Information provided –
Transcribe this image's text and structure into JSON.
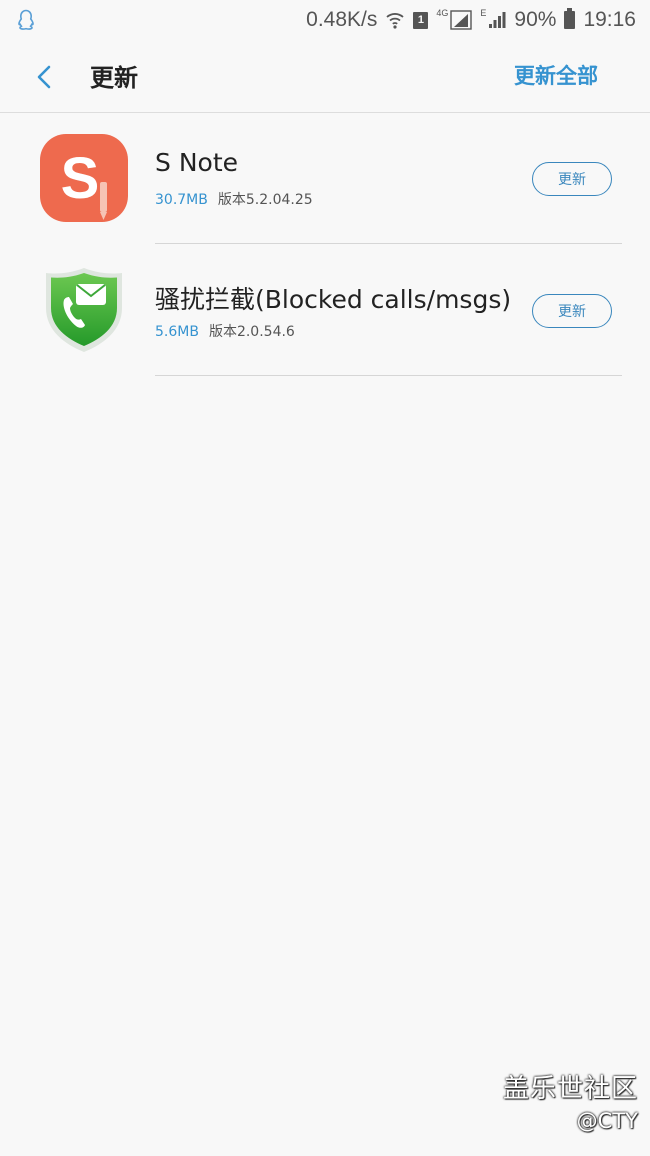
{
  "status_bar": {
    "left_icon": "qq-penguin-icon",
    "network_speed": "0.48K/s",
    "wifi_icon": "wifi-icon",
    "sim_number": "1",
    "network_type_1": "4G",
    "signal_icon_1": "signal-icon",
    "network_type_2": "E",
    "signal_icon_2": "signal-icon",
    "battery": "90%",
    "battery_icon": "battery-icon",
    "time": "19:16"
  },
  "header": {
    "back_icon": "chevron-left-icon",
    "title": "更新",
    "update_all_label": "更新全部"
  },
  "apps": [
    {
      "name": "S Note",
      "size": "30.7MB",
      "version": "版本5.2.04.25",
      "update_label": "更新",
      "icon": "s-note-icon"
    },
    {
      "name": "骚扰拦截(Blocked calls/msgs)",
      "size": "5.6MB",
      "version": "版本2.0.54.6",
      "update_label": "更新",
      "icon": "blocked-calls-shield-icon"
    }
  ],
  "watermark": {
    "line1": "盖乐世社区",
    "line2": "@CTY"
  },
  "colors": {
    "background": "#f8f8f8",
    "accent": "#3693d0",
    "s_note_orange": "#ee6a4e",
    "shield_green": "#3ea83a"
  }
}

Written exercise – Give back the whole listing as it stands, minus its pictures.

Exercise output –
Transcribe this image's text and structure into JSON.
{
  "status_bar": {
    "left_icon": "qq-penguin-icon",
    "network_speed": "0.48K/s",
    "wifi_icon": "wifi-icon",
    "sim_number": "1",
    "network_type_1": "4G",
    "signal_icon_1": "signal-icon",
    "network_type_2": "E",
    "signal_icon_2": "signal-icon",
    "battery": "90%",
    "battery_icon": "battery-icon",
    "time": "19:16"
  },
  "header": {
    "back_icon": "chevron-left-icon",
    "title": "更新",
    "update_all_label": "更新全部"
  },
  "apps": [
    {
      "name": "S Note",
      "size": "30.7MB",
      "version": "版本5.2.04.25",
      "update_label": "更新",
      "icon": "s-note-icon"
    },
    {
      "name": "骚扰拦截(Blocked calls/msgs)",
      "size": "5.6MB",
      "version": "版本2.0.54.6",
      "update_label": "更新",
      "icon": "blocked-calls-shield-icon"
    }
  ],
  "watermark": {
    "line1": "盖乐世社区",
    "line2": "@CTY"
  },
  "colors": {
    "background": "#f8f8f8",
    "accent": "#3693d0",
    "s_note_orange": "#ee6a4e",
    "shield_green": "#3ea83a"
  }
}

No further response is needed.